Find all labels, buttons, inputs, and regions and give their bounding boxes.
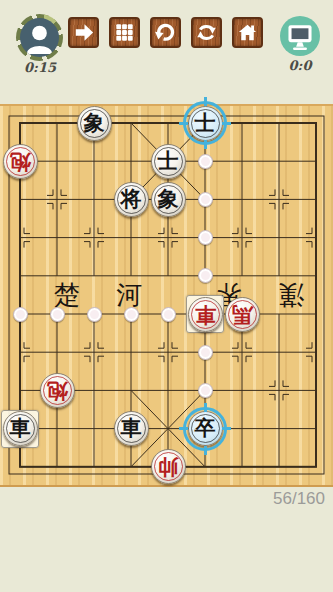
grid-menu-button[interactable] [109, 17, 140, 48]
rotate-ccw-icon [153, 20, 178, 45]
piece-character: 炮 [47, 373, 68, 408]
piece-black-chariot[interactable]: 車 [114, 411, 149, 446]
target-tick [179, 122, 188, 125]
target-tick [204, 97, 207, 106]
move-dot[interactable] [87, 307, 102, 322]
computer-monitor-icon [280, 16, 320, 56]
piece-black-chariot[interactable]: 車 [3, 411, 38, 446]
piece-character: 馬 [232, 297, 253, 332]
move-dot[interactable] [198, 154, 213, 169]
piece-black-general[interactable]: 将 [114, 182, 149, 217]
capture-target-ring [183, 407, 227, 451]
piece-black-elephant[interactable]: 象 [151, 182, 186, 217]
home-button[interactable] [232, 17, 263, 48]
target-tick [222, 427, 231, 430]
move-dot[interactable] [13, 307, 28, 322]
home-icon [235, 20, 260, 45]
target-tick [204, 403, 207, 412]
move-dot[interactable] [198, 230, 213, 245]
player-avatar [16, 14, 63, 61]
move-dot[interactable] [124, 307, 139, 322]
piece-character: 炮 [10, 144, 31, 179]
move-dot[interactable] [50, 307, 65, 322]
player-timer: 0:15 [16, 60, 64, 75]
piece-character: 将 [121, 182, 142, 217]
computer-opponent-avatar [280, 16, 320, 56]
capture-target-ring [183, 101, 227, 145]
xiangqi-app: 0:15 [0, 0, 333, 592]
forward-button[interactable] [68, 17, 99, 48]
target-tick [222, 122, 231, 125]
xiangqi-board: 楚 河 漢 界 象士炮士将象車馬炮車車卒帅 [0, 104, 333, 487]
target-tick [179, 427, 188, 430]
piece-red-cannon[interactable]: 炮 [3, 144, 38, 179]
opponent-timer: 0:0 [276, 58, 324, 73]
river-label-chu-he: 楚 河 [54, 281, 156, 309]
piece-character: 車 [195, 297, 216, 332]
piece-red-chariot[interactable]: 車 [188, 297, 223, 332]
piece-black-advisor[interactable]: 士 [151, 144, 186, 179]
piece-character: 車 [10, 411, 31, 446]
piece-character: 帅 [158, 449, 179, 484]
swap-arrows-icon [194, 20, 219, 45]
target-tick [204, 446, 207, 455]
move-dot[interactable] [198, 268, 213, 283]
piece-character: 車 [121, 411, 142, 446]
move-counter: 56/160 [273, 489, 325, 509]
arrow-right-icon [71, 20, 96, 45]
piece-character: 象 [84, 106, 105, 141]
person-icon [20, 18, 59, 57]
piece-red-general[interactable]: 帅 [151, 449, 186, 484]
piece-red-horse[interactable]: 馬 [225, 297, 260, 332]
move-dot[interactable] [198, 383, 213, 398]
piece-black-elephant[interactable]: 象 [77, 106, 112, 141]
piece-red-cannon[interactable]: 炮 [40, 373, 75, 408]
undo-button[interactable] [150, 17, 181, 48]
swap-sides-button[interactable] [191, 17, 222, 48]
grid-3x3-icon [112, 20, 137, 45]
piece-character: 士 [158, 144, 179, 179]
piece-character: 象 [158, 182, 179, 217]
target-tick [204, 140, 207, 149]
move-dot[interactable] [198, 192, 213, 207]
move-dot[interactable] [161, 307, 176, 322]
move-dot[interactable] [198, 345, 213, 360]
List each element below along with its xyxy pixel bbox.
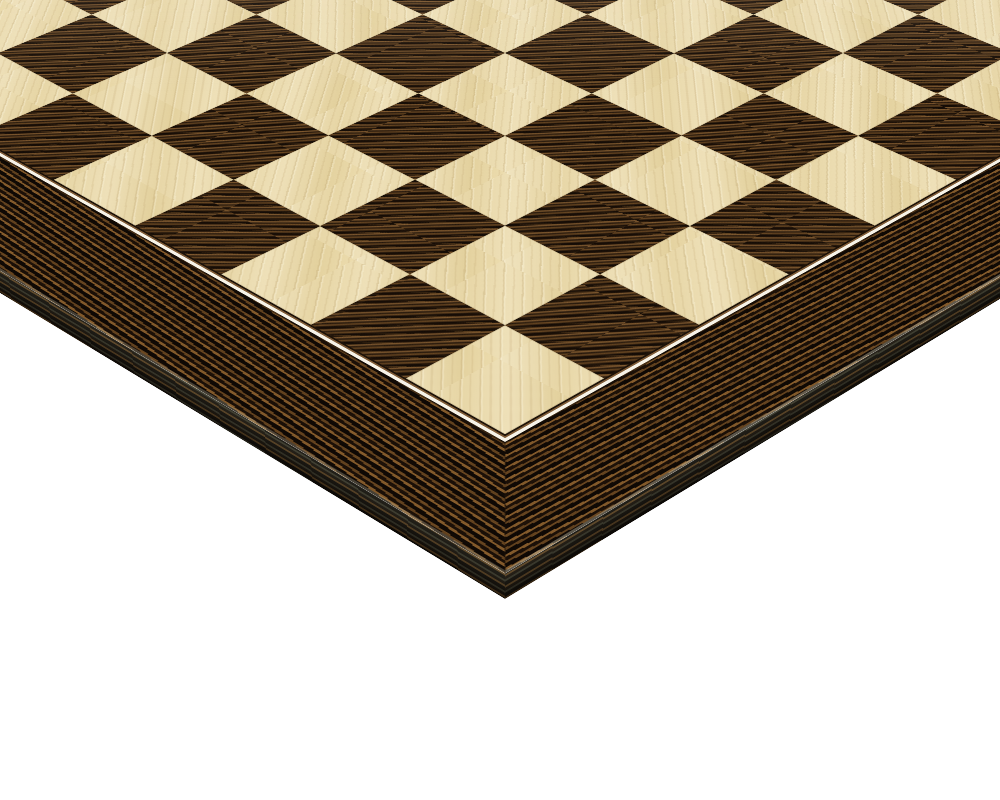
square-g6	[764, 53, 937, 135]
frame-band-near-left	[0, 12, 618, 574]
square-d3	[246, 53, 419, 135]
square-g1	[311, 274, 505, 378]
square-g4	[595, 135, 776, 225]
square-e3	[328, 93, 505, 179]
square-h5	[776, 135, 957, 225]
square-h7	[937, 53, 1000, 135]
square-e2	[234, 135, 415, 225]
square-g3	[505, 180, 690, 275]
square-h4	[690, 180, 875, 275]
square-h1	[406, 325, 605, 434]
square-e1	[135, 180, 320, 275]
square-b1	[0, 53, 73, 135]
chess-board-product-photo	[0, 0, 1000, 800]
chess-board	[0, 0, 1000, 573]
square-d2	[152, 93, 329, 179]
board-top-surface	[0, 0, 1000, 573]
square-h3	[600, 226, 789, 325]
square-f2	[320, 180, 505, 275]
square-f3	[415, 135, 596, 225]
square-d1	[53, 135, 234, 225]
square-f1	[221, 226, 410, 325]
square-h6	[858, 93, 1000, 179]
square-c2	[73, 53, 246, 135]
square-e4	[419, 53, 592, 135]
square-c1	[0, 93, 152, 179]
square-f4	[505, 93, 682, 179]
square-g2	[410, 226, 599, 325]
square-g5	[682, 93, 859, 179]
square-f5	[591, 53, 764, 135]
frame-band-near-right	[392, 12, 1000, 574]
square-h2	[505, 274, 699, 378]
= = = =
Copy every line of the material above verbatim, keeping the pictures out of your answer.

Find all labels, buttons, inputs, and regions and give their bounding boxes.
grid-menu-button[interactable] [109, 17, 140, 48]
rotate-ccw-icon [153, 20, 178, 45]
piece-character: 炮 [47, 373, 68, 408]
piece-black-chariot[interactable]: 車 [114, 411, 149, 446]
target-tick [179, 122, 188, 125]
target-tick [204, 97, 207, 106]
move-dot[interactable] [87, 307, 102, 322]
computer-monitor-icon [280, 16, 320, 56]
piece-black-chariot[interactable]: 車 [3, 411, 38, 446]
piece-character: 馬 [232, 297, 253, 332]
move-dot[interactable] [198, 154, 213, 169]
piece-black-general[interactable]: 将 [114, 182, 149, 217]
capture-target-ring [183, 407, 227, 451]
piece-black-elephant[interactable]: 象 [151, 182, 186, 217]
home-button[interactable] [232, 17, 263, 48]
target-tick [222, 427, 231, 430]
move-dot[interactable] [13, 307, 28, 322]
home-icon [235, 20, 260, 45]
target-tick [204, 403, 207, 412]
move-dot[interactable] [198, 230, 213, 245]
player-avatar [16, 14, 63, 61]
move-dot[interactable] [124, 307, 139, 322]
piece-character: 炮 [10, 144, 31, 179]
move-dot[interactable] [50, 307, 65, 322]
player-timer: 0:15 [16, 60, 64, 75]
piece-character: 将 [121, 182, 142, 217]
computer-opponent-avatar [280, 16, 320, 56]
capture-target-ring [183, 101, 227, 145]
xiangqi-app: 0:15 [0, 0, 333, 592]
forward-button[interactable] [68, 17, 99, 48]
target-tick [222, 122, 231, 125]
xiangqi-board: 楚 河 漢 界 象士炮士将象車馬炮車車卒帅 [0, 104, 333, 487]
target-tick [179, 427, 188, 430]
piece-red-cannon[interactable]: 炮 [3, 144, 38, 179]
opponent-timer: 0:0 [276, 58, 324, 73]
river-label-chu-he: 楚 河 [54, 281, 156, 309]
piece-character: 車 [195, 297, 216, 332]
piece-red-chariot[interactable]: 車 [188, 297, 223, 332]
piece-black-advisor[interactable]: 士 [151, 144, 186, 179]
piece-character: 車 [10, 411, 31, 446]
piece-character: 帅 [158, 449, 179, 484]
swap-arrows-icon [194, 20, 219, 45]
target-tick [204, 446, 207, 455]
move-dot[interactable] [198, 268, 213, 283]
piece-character: 車 [121, 411, 142, 446]
move-counter: 56/160 [273, 489, 325, 509]
arrow-right-icon [71, 20, 96, 45]
piece-character: 象 [84, 106, 105, 141]
person-icon [20, 18, 59, 57]
piece-red-general[interactable]: 帅 [151, 449, 186, 484]
piece-red-horse[interactable]: 馬 [225, 297, 260, 332]
move-dot[interactable] [198, 383, 213, 398]
piece-black-elephant[interactable]: 象 [77, 106, 112, 141]
piece-red-cannon[interactable]: 炮 [40, 373, 75, 408]
undo-button[interactable] [150, 17, 181, 48]
swap-sides-button[interactable] [191, 17, 222, 48]
grid-3x3-icon [112, 20, 137, 45]
piece-character: 士 [158, 144, 179, 179]
piece-character: 象 [158, 182, 179, 217]
target-tick [204, 140, 207, 149]
move-dot[interactable] [198, 192, 213, 207]
move-dot[interactable] [161, 307, 176, 322]
move-dot[interactable] [198, 345, 213, 360]
List each element below along with its xyxy pixel bbox.
square-g6	[764, 53, 937, 135]
frame-band-near-left	[0, 12, 618, 574]
square-d3	[246, 53, 419, 135]
square-g1	[311, 274, 505, 378]
square-g4	[595, 135, 776, 225]
square-e3	[328, 93, 505, 179]
square-h5	[776, 135, 957, 225]
square-h7	[937, 53, 1000, 135]
square-e2	[234, 135, 415, 225]
square-g3	[505, 180, 690, 275]
square-h4	[690, 180, 875, 275]
square-h1	[406, 325, 605, 434]
square-e1	[135, 180, 320, 275]
square-b1	[0, 53, 73, 135]
chess-board-product-photo	[0, 0, 1000, 800]
chess-board	[0, 0, 1000, 573]
square-d2	[152, 93, 329, 179]
board-top-surface	[0, 0, 1000, 573]
square-h3	[600, 226, 789, 325]
square-f2	[320, 180, 505, 275]
square-f3	[415, 135, 596, 225]
square-d1	[53, 135, 234, 225]
square-f1	[221, 226, 410, 325]
square-h6	[858, 93, 1000, 179]
square-c2	[73, 53, 246, 135]
square-e4	[419, 53, 592, 135]
square-c1	[0, 93, 152, 179]
square-f4	[505, 93, 682, 179]
square-g2	[410, 226, 599, 325]
square-g5	[682, 93, 859, 179]
square-f5	[591, 53, 764, 135]
frame-band-near-right	[392, 12, 1000, 574]
square-h2	[505, 274, 699, 378]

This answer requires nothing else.